EXERCISE INSTRUCTIONS → In the material below, the lines containing the word "optional" are required; copy each of them.

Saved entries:

****************************************

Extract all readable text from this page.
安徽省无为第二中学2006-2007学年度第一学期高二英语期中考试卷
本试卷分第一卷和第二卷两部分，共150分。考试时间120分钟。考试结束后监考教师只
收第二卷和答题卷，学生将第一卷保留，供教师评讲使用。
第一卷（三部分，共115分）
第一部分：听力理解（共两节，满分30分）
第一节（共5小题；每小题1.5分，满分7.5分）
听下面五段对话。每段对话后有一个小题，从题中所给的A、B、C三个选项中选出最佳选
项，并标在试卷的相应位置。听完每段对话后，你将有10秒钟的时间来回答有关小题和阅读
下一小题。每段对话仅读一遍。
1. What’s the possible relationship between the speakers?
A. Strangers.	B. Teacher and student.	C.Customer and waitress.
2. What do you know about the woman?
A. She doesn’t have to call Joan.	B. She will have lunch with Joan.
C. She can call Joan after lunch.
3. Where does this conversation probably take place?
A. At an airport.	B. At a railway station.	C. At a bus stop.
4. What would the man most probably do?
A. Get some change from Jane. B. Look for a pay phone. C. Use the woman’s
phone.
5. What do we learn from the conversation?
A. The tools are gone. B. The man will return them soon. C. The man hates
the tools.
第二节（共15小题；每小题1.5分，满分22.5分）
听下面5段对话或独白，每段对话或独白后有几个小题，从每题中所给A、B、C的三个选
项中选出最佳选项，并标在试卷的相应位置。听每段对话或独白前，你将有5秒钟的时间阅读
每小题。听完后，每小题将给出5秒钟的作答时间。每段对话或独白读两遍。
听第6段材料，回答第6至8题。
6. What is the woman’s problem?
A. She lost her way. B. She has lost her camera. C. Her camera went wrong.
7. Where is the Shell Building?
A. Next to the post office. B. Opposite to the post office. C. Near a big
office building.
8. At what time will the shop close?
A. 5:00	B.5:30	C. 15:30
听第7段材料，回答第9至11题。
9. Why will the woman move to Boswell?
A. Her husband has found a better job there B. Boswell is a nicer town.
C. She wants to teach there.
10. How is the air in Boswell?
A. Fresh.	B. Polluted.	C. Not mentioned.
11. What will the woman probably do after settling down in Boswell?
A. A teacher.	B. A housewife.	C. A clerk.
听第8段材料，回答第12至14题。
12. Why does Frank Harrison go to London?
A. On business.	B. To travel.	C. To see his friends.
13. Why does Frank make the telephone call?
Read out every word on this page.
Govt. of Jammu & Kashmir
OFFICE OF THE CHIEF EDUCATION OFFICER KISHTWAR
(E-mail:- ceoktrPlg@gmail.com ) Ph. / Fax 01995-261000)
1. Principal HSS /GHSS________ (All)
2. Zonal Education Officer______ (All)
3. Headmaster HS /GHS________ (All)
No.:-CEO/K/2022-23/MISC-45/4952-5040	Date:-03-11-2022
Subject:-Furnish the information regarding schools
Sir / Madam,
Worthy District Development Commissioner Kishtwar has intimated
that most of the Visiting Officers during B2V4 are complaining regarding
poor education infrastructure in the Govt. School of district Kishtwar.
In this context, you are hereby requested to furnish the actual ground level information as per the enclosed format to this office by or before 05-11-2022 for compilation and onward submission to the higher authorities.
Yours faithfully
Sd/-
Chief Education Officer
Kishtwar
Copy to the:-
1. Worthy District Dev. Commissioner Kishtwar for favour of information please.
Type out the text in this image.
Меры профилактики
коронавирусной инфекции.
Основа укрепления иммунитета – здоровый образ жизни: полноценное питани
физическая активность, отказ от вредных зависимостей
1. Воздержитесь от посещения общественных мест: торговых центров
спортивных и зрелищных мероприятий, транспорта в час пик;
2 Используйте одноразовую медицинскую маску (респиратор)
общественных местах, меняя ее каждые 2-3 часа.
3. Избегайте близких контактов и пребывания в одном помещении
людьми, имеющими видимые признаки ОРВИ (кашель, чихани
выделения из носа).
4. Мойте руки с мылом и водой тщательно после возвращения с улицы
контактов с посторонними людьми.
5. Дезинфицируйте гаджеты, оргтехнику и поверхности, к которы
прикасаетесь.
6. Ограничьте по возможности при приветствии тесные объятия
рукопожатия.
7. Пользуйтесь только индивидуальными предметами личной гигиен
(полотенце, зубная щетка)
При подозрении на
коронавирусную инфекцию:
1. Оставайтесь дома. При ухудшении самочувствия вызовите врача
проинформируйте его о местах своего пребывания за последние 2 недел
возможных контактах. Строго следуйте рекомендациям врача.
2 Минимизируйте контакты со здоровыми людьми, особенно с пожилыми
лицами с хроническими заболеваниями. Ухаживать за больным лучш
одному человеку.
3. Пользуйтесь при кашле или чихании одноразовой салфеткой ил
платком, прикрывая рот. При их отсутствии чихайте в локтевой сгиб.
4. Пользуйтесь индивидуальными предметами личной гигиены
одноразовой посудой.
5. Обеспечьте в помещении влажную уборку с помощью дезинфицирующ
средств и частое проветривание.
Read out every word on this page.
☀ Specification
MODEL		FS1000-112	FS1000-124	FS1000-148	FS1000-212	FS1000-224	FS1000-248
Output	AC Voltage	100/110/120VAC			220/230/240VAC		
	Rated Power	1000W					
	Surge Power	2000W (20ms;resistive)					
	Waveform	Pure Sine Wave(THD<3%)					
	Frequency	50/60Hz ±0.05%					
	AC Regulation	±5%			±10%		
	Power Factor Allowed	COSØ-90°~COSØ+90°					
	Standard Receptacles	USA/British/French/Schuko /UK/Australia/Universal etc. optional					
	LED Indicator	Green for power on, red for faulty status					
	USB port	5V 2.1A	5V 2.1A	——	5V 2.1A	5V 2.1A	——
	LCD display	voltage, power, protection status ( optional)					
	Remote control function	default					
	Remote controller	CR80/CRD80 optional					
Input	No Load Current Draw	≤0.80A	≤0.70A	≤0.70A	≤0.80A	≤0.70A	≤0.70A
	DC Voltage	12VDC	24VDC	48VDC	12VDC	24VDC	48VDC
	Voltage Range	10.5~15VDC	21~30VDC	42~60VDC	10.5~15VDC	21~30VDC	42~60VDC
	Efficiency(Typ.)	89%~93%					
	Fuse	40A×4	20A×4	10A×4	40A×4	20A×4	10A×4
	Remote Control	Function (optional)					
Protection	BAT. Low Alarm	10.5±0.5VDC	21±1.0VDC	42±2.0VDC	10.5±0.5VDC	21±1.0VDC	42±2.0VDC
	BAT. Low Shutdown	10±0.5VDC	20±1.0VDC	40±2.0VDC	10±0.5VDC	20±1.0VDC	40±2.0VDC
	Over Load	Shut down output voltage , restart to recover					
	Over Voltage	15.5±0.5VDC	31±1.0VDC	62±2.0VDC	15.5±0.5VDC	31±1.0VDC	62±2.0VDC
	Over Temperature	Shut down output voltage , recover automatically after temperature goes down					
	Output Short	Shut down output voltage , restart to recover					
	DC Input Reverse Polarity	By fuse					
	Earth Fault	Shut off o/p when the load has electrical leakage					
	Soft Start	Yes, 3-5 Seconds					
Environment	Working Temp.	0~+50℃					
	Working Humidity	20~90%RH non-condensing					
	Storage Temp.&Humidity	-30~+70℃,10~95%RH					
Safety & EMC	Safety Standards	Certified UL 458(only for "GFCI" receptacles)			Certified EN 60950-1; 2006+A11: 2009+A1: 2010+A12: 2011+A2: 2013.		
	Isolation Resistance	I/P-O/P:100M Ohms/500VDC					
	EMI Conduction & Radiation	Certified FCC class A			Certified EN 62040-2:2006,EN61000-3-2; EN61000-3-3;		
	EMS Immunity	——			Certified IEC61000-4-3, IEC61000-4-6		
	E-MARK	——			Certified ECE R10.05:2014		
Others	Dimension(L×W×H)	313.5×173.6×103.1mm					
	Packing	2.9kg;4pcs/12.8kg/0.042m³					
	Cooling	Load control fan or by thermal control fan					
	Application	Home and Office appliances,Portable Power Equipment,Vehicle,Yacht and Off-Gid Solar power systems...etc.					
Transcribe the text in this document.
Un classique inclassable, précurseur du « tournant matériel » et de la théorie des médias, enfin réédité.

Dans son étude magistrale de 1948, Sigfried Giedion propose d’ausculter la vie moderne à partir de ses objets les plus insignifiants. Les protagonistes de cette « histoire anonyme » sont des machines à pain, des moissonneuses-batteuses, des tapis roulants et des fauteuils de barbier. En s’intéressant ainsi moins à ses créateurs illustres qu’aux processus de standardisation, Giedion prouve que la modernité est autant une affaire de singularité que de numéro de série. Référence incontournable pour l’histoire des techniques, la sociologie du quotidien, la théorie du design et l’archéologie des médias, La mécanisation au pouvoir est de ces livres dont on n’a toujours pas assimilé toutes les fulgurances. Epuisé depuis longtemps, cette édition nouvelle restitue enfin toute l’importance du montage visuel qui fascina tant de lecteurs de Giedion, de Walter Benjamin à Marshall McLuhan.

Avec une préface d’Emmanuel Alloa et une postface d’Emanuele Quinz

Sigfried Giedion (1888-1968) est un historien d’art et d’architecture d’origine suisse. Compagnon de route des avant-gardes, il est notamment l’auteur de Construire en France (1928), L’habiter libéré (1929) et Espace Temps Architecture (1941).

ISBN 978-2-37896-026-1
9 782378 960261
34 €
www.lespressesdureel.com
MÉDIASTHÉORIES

****************************************

RESULT FOR THIS TASK →
	Standard Receptacles	USA/British/French/Schuko /UK/Australia/Universal etc. optional					
	LCD display	voltage, power, protection status ( optional)					
	Remote controller	CR80/CRD80 optional					
	Remote Control	Function (optional)					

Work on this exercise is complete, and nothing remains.